> [Given information]:
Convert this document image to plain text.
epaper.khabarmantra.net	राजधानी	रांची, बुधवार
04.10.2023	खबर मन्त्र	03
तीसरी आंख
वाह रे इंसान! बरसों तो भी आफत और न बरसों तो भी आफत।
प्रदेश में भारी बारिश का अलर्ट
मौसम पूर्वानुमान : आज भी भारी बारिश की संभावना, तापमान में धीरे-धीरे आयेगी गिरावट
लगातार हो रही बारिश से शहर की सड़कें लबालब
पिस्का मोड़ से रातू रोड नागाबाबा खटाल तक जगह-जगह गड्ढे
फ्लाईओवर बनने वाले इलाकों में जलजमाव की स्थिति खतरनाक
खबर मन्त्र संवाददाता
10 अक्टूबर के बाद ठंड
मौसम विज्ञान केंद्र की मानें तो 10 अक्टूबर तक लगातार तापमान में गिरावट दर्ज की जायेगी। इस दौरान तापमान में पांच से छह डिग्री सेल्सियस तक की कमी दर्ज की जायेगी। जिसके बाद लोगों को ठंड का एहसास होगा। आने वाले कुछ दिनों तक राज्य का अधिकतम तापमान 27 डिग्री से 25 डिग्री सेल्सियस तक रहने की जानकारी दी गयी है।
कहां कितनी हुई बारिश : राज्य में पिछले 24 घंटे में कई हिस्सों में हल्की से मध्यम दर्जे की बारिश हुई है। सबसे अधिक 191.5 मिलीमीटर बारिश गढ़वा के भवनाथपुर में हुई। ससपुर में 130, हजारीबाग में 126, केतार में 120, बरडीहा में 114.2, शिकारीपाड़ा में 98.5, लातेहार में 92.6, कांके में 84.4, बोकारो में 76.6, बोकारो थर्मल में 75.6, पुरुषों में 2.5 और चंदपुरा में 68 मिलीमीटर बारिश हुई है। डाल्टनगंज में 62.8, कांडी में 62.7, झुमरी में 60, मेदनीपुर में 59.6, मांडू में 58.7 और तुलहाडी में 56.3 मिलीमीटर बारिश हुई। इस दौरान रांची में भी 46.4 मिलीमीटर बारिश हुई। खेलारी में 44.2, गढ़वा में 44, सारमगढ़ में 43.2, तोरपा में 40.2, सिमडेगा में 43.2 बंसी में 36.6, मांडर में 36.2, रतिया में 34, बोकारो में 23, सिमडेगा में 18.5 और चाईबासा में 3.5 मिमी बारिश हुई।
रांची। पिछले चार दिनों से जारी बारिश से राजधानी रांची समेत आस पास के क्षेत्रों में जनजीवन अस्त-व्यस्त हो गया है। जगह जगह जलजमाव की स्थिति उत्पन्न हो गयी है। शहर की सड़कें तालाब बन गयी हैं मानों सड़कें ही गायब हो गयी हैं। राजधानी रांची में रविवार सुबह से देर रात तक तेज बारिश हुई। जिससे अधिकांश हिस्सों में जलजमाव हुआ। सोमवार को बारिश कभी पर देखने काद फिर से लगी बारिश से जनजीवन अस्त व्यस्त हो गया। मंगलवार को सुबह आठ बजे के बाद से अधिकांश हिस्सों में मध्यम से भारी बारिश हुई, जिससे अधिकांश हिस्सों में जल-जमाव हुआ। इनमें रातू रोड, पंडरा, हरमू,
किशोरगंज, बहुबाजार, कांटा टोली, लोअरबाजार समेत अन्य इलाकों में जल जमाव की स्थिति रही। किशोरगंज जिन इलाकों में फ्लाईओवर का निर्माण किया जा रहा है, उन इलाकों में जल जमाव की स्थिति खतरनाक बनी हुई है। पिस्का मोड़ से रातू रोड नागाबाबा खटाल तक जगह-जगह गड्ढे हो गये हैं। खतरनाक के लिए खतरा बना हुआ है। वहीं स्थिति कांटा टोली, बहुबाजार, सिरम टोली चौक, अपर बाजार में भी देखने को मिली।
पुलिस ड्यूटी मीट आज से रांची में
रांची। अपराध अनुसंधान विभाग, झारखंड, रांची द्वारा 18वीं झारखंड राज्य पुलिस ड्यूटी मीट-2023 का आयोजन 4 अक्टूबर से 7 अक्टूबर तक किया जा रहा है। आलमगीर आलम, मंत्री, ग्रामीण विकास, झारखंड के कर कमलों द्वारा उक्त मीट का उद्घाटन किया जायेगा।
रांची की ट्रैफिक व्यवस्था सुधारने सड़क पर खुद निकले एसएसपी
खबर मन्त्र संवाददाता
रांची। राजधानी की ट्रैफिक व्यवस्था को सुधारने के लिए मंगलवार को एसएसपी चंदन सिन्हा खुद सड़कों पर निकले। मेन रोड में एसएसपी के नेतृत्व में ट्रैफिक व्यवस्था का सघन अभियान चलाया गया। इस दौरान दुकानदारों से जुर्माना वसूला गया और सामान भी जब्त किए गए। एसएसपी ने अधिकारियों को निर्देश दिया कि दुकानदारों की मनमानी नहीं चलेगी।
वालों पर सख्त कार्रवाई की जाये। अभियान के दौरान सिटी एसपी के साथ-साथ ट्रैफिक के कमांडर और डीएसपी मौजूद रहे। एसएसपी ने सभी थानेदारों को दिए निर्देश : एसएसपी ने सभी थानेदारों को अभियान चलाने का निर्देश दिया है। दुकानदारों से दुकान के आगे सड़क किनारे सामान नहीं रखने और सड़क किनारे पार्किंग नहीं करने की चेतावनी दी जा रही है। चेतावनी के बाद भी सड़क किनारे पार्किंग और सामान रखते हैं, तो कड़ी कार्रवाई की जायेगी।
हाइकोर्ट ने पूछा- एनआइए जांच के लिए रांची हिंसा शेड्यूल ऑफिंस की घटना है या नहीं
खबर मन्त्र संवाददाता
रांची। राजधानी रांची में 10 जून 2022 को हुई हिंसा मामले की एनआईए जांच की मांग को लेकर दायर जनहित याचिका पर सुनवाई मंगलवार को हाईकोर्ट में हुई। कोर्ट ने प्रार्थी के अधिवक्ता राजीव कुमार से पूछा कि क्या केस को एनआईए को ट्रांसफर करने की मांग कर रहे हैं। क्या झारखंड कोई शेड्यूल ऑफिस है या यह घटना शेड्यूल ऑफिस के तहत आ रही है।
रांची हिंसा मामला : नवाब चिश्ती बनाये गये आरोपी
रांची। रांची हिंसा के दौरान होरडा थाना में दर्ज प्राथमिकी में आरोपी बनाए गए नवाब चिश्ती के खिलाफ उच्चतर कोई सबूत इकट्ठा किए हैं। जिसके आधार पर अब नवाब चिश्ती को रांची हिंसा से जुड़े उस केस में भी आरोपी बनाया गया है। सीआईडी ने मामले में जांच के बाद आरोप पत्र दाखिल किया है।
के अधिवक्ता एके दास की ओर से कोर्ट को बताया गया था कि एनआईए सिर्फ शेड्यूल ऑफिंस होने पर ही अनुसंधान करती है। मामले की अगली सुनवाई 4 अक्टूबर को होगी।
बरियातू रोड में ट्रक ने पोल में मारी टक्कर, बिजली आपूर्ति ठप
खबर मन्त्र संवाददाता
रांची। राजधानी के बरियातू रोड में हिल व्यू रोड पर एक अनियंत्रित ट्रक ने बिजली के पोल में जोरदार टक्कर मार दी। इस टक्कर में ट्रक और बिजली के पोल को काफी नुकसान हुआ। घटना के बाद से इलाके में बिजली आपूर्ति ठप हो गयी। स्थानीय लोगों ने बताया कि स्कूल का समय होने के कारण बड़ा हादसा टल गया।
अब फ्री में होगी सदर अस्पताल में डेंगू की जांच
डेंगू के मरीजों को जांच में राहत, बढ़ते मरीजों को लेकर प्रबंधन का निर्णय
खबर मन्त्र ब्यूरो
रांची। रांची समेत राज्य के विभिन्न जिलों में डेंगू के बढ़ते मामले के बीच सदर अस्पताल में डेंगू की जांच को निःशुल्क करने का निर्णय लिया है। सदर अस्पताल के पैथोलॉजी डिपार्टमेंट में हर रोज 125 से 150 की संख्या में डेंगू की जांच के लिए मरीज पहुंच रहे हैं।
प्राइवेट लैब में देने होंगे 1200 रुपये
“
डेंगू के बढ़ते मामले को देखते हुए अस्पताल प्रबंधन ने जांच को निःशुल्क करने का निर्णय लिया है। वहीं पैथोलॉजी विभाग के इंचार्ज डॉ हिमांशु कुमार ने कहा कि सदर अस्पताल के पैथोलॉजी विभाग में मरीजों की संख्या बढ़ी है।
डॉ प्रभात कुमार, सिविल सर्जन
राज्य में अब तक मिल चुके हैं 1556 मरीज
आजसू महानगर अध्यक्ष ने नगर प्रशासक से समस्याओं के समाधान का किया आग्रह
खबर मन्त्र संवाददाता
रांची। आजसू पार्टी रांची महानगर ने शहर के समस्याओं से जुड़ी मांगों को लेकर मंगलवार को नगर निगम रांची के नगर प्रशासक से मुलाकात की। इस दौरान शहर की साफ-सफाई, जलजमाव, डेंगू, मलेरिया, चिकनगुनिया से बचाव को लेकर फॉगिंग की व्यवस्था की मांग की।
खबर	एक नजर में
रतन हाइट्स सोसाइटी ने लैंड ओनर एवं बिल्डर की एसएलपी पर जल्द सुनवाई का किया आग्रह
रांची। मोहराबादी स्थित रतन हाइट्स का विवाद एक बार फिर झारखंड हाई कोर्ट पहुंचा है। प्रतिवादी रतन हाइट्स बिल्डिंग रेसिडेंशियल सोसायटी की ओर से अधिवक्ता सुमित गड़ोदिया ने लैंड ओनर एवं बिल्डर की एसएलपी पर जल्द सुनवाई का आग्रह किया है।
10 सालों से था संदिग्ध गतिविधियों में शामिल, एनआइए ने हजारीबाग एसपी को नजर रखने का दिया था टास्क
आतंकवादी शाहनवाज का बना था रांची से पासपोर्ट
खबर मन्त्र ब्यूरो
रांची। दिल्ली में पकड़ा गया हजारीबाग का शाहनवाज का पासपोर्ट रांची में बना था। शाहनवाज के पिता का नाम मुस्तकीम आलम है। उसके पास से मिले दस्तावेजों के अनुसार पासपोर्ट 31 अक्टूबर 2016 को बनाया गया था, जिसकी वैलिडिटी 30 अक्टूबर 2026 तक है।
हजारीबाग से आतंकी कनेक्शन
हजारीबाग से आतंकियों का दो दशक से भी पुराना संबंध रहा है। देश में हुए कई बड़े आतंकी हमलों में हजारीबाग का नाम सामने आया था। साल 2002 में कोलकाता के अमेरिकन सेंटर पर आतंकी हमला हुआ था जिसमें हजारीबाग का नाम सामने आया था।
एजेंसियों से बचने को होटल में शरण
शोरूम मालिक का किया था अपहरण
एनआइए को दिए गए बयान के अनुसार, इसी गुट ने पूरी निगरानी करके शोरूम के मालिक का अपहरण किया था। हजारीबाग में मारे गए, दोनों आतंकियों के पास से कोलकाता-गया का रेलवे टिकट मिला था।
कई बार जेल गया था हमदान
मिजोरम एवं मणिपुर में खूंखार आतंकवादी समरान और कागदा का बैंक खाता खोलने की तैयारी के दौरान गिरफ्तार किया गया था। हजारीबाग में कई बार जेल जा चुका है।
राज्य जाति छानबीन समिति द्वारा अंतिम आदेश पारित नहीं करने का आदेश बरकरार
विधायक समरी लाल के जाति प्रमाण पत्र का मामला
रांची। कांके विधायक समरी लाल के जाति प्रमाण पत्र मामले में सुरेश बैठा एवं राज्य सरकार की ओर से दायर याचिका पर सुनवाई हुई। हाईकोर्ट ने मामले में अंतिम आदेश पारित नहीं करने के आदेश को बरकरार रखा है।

> [To do]:
Filter the records down to the lines that contain the string "बरकर", and copy those lines.

> [Exercise solution]:
राज्य जाति छानबीन समिति द्वारा अंतिम आदेश पारित नहीं करने का आदेश बरकरार
रांची। कांके विधायक समरी लाल के जाति प्रमाण पत्र मामले में सुरेश बैठा एवं राज्य सरकार की ओर से दायर याचिका पर सुनवाई हुई। हाईकोर्ट ने मामले में अंतिम आदेश पारित नहीं करने के आदेश को बरकरार रखा है।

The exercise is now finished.